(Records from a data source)

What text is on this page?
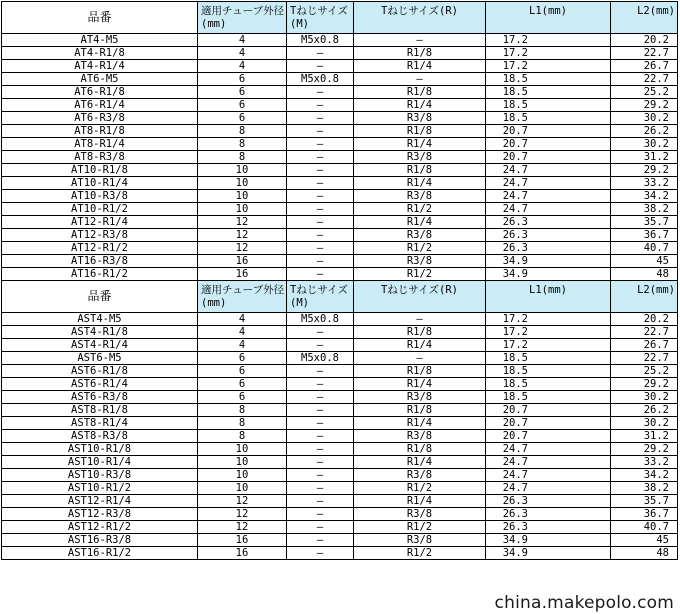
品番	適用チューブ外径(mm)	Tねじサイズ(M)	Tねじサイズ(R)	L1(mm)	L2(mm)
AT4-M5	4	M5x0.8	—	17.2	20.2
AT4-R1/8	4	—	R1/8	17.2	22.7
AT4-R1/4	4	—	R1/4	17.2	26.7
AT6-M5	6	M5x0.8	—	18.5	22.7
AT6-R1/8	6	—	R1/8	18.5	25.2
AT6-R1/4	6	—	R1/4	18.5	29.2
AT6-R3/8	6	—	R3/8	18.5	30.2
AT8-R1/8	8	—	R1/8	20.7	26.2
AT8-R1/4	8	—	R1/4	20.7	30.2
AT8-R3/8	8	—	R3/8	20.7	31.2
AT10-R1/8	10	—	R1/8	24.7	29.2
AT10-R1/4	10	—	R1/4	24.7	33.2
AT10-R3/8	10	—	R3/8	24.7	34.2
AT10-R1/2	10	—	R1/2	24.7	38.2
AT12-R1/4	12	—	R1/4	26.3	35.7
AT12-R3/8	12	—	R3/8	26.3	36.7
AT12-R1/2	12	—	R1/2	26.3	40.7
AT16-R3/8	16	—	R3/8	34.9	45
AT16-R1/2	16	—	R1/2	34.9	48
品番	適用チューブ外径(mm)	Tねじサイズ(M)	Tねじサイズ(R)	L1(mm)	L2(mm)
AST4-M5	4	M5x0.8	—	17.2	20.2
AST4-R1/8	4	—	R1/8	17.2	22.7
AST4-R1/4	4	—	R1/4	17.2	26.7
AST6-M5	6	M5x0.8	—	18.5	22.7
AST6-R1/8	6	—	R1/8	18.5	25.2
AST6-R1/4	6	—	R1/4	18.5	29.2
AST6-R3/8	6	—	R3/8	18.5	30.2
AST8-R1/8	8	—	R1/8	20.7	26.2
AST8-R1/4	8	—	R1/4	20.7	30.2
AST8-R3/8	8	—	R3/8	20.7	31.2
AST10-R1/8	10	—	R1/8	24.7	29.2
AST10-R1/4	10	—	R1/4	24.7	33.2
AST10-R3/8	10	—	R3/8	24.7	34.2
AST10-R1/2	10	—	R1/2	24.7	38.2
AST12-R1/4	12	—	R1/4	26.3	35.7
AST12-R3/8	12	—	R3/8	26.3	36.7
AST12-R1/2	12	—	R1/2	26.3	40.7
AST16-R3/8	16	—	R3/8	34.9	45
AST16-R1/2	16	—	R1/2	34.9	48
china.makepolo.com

(THE PROBLEM):
Pictures are excluded; output everything else in the data verbatim.

(THE COMPLETED TASK):
What text is on this page?
品番	適用チューブ外径(mm)	Tねじサイズ(M)	Tねじサイズ(R)	L1(mm)	L2(mm)
AT4-M5	4	M5x0.8	—	17.2	20.2
AT4-R1/8	4	—	R1/8	17.2	22.7
AT4-R1/4	4	—	R1/4	17.2	26.7
AT6-M5	6	M5x0.8	—	18.5	22.7
AT6-R1/8	6	—	R1/8	18.5	25.2
AT6-R1/4	6	—	R1/4	18.5	29.2
AT6-R3/8	6	—	R3/8	18.5	30.2
AT8-R1/8	8	—	R1/8	20.7	26.2
AT8-R1/4	8	—	R1/4	20.7	30.2
AT8-R3/8	8	—	R3/8	20.7	31.2
AT10-R1/8	10	—	R1/8	24.7	29.2
AT10-R1/4	10	—	R1/4	24.7	33.2
AT10-R3/8	10	—	R3/8	24.7	34.2
AT10-R1/2	10	—	R1/2	24.7	38.2
AT12-R1/4	12	—	R1/4	26.3	35.7
AT12-R3/8	12	—	R3/8	26.3	36.7
AT12-R1/2	12	—	R1/2	26.3	40.7
AT16-R3/8	16	—	R3/8	34.9	45
AT16-R1/2	16	—	R1/2	34.9	48
品番	適用チューブ外径(mm)	Tねじサイズ(M)	Tねじサイズ(R)	L1(mm)	L2(mm)
AST4-M5	4	M5x0.8	—	17.2	20.2
AST4-R1/8	4	—	R1/8	17.2	22.7
AST4-R1/4	4	—	R1/4	17.2	26.7
AST6-M5	6	M5x0.8	—	18.5	22.7
AST6-R1/8	6	—	R1/8	18.5	25.2
AST6-R1/4	6	—	R1/4	18.5	29.2
AST6-R3/8	6	—	R3/8	18.5	30.2
AST8-R1/8	8	—	R1/8	20.7	26.2
AST8-R1/4	8	—	R1/4	20.7	30.2
AST8-R3/8	8	—	R3/8	20.7	31.2
AST10-R1/8	10	—	R1/8	24.7	29.2
AST10-R1/4	10	—	R1/4	24.7	33.2
AST10-R3/8	10	—	R3/8	24.7	34.2
AST10-R1/2	10	—	R1/2	24.7	38.2
AST12-R1/4	12	—	R1/4	26.3	35.7
AST12-R3/8	12	—	R3/8	26.3	36.7
AST12-R1/2	12	—	R1/2	26.3	40.7
AST16-R3/8	16	—	R3/8	34.9	45
AST16-R1/2	16	—	R1/2	34.9	48
china.makepolo.com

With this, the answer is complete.